- [Problem requirements] Make an exact copy of all the records.

- [Exercise input]
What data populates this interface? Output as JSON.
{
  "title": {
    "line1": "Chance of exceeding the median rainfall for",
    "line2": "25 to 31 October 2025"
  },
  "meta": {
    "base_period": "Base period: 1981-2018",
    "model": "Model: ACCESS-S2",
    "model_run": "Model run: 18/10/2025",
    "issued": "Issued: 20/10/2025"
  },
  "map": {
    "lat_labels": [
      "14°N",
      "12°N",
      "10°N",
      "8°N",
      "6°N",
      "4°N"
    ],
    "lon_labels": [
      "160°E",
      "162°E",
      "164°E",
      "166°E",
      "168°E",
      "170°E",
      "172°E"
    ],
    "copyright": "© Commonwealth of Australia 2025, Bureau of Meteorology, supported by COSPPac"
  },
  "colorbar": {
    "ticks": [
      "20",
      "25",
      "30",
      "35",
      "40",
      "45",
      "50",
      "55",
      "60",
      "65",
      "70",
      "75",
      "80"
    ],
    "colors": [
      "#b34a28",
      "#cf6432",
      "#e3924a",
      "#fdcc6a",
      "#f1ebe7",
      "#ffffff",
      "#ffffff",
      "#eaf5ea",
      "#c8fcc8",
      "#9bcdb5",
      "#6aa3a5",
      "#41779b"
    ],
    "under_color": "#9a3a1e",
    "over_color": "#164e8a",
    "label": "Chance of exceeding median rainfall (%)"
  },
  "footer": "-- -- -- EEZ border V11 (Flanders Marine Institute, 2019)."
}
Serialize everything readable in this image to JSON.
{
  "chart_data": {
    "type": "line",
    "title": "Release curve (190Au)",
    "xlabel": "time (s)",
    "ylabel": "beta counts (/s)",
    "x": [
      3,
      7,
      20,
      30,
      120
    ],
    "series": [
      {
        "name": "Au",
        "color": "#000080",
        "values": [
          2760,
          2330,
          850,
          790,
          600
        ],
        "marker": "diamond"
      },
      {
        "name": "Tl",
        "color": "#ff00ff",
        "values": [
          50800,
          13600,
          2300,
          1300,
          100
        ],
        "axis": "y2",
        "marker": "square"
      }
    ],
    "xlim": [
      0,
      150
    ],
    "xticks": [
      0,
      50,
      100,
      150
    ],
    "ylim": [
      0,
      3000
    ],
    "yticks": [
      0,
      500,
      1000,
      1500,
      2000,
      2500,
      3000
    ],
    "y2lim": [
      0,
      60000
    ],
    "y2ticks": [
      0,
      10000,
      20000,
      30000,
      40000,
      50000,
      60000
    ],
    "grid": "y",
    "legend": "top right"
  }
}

- [Output for this task]
What data populates this interface? Output as JSON.
{
  "title": {
    "line1": "Chance of exceeding the median rainfall for",
    "line2": "25 to 31 October 2025"
  },
  "meta": {
    "base_period": "Base period: 1981-2018",
    "model": "Model: ACCESS-S2",
    "model_run": "Model run: 18/10/2025",
    "issued": "Issued: 20/10/2025"
  },
  "map": {
    "lat_labels": [
      "14°N",
      "12°N",
      "10°N",
      "8°N",
      "6°N",
      "4°N"
    ],
    "lon_labels": [
      "160°E",
      "162°E",
      "164°E",
      "166°E",
      "168°E",
      "170°E",
      "172°E"
    ],
    "copyright": "© Commonwealth of Australia 2025, Bureau of Meteorology, supported by COSPPac"
  },
  "colorbar": {
    "ticks": [
      "20",
      "25",
      "30",
      "35",
      "40",
      "45",
      "50",
      "55",
      "60",
      "65",
      "70",
      "75",
      "80"
    ],
    "colors": [
      "#b34a28",
      "#cf6432",
      "#e3924a",
      "#fdcc6a",
      "#f1ebe7",
      "#ffffff",
      "#ffffff",
      "#eaf5ea",
      "#c8fcc8",
      "#9bcdb5",
      "#6aa3a5",
      "#41779b"
    ],
    "under_color": "#9a3a1e",
    "over_color": "#164e8a",
    "label": "Chance of exceeding median rainfall (%)"
  },
  "footer": "-- -- -- EEZ border V11 (Flanders Marine Institute, 2019)."
}
Serialize everything readable in this image to JSON.
{
  "chart_data": {
    "type": "line",
    "title": "Release curve (190Au)",
    "xlabel": "time (s)",
    "ylabel": "beta counts (/s)",
    "x": [
      3,
      7,
      20,
      30,
      120
    ],
    "series": [
      {
        "name": "Au",
        "color": "#000080",
        "values": [
          2760,
          2330,
          850,
          790,
          600
        ],
        "marker": "diamond"
      },
      {
        "name": "Tl",
        "color": "#ff00ff",
        "values": [
          50800,
          13600,
          2300,
          1300,
          100
        ],
        "axis": "y2",
        "marker": "square"
      }
    ],
    "xlim": [
      0,
      150
    ],
    "xticks": [
      0,
      50,
      100,
      150
    ],
    "ylim": [
      0,
      3000
    ],
    "yticks": [
      0,
      500,
      1000,
      1500,
      2000,
      2500,
      3000
    ],
    "y2lim": [
      0,
      60000
    ],
    "y2ticks": [
      0,
      10000,
      20000,
      30000,
      40000,
      50000,
      60000
    ],
    "grid": "y",
    "legend": "top right"
  }
}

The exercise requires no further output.